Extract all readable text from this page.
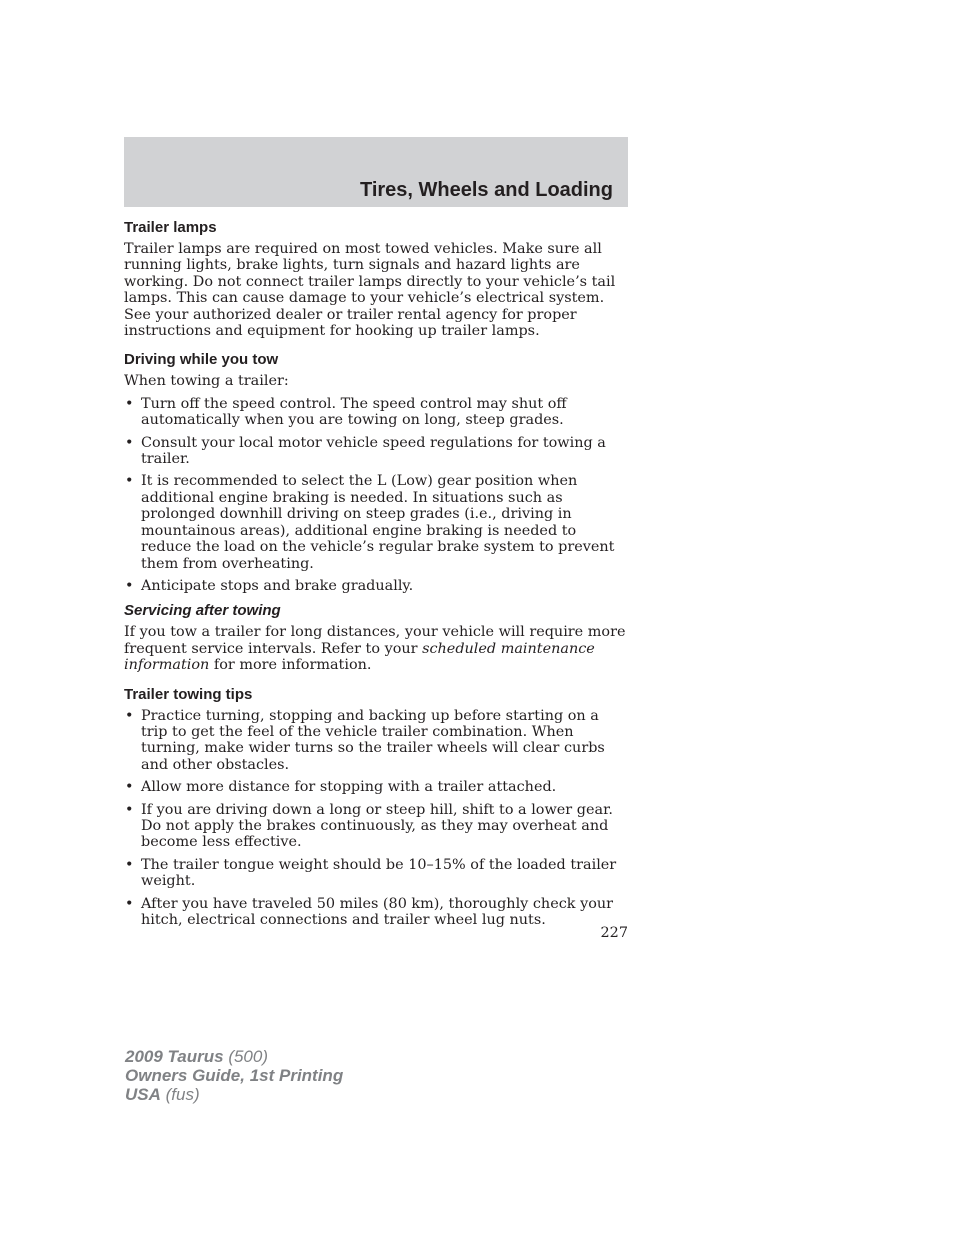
Tires, Wheels and Loading
Trailer lamps

Trailer lamps are required on most towed vehicles. Make sure all running lights, brake lights, turn signals and hazard lights are working. Do not connect trailer lamps directly to your vehicle’s tail lamps. This can cause damage to your vehicle’s electrical system. See your authorized dealer or trailer rental agency for proper instructions and equipment for hooking up trailer lamps.

Driving while you tow

When towing a trailer:

• Turn off the speed control. The speed control may shut off automatically when you are towing on long, steep grades.
• Consult your local motor vehicle speed regulations for towing a trailer.
• It is recommended to select the L (Low) gear position when additional engine braking is needed. In situations such as prolonged downhill driving on steep grades (i.e., driving in mountainous areas), additional engine braking is needed to reduce the load on the vehicle’s regular brake system to prevent them from overheating.
• Anticipate stops and brake gradually.
Servicing after towing

If you tow a trailer for long distances, your vehicle will require more frequent service intervals. Refer to your scheduled maintenance information for more information.

Trailer towing tips
• Practice turning, stopping and backing up before starting on a trip to get the feel of the vehicle trailer combination. When turning, make wider turns so the trailer wheels will clear curbs and other obstacles.
• Allow more distance for stopping with a trailer attached.
• If you are driving down a long or steep hill, shift to a lower gear. Do not apply the brakes continuously, as they may overheat and become less effective.
• The trailer tongue weight should be 10–15% of the loaded trailer weight.
• After you have traveled 50 miles (80 km), thoroughly check your hitch, electrical connections and trailer wheel lug nuts.

227

2009 Taurus (500)
Owners Guide, 1st Printing
USA (fus)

» Task prompt: Except for the pictures, print the data above exactly.

» Response below:
Extract all readable text from this page.
Tires, Wheels and Loading
Trailer lamps

Trailer lamps are required on most towed vehicles. Make sure all running lights, brake lights, turn signals and hazard lights are working. Do not connect trailer lamps directly to your vehicle’s tail lamps. This can cause damage to your vehicle’s electrical system. See your authorized dealer or trailer rental agency for proper instructions and equipment for hooking up trailer lamps.

Driving while you tow

When towing a trailer:

• Turn off the speed control. The speed control may shut off automatically when you are towing on long, steep grades.
• Consult your local motor vehicle speed regulations for towing a trailer.
• It is recommended to select the L (Low) gear position when additional engine braking is needed. In situations such as prolonged downhill driving on steep grades (i.e., driving in mountainous areas), additional engine braking is needed to reduce the load on the vehicle’s regular brake system to prevent them from overheating.
• Anticipate stops and brake gradually.
Servicing after towing

If you tow a trailer for long distances, your vehicle will require more frequent service intervals. Refer to your scheduled maintenance information for more information.

Trailer towing tips
• Practice turning, stopping and backing up before starting on a trip to get the feel of the vehicle trailer combination. When turning, make wider turns so the trailer wheels will clear curbs and other obstacles.
• Allow more distance for stopping with a trailer attached.
• If you are driving down a long or steep hill, shift to a lower gear. Do not apply the brakes continuously, as they may overheat and become less effective.
• The trailer tongue weight should be 10–15% of the loaded trailer weight.
• After you have traveled 50 miles (80 km), thoroughly check your hitch, electrical connections and trailer wheel lug nuts.

227

2009 Taurus (500)
Owners Guide, 1st Printing
USA (fus)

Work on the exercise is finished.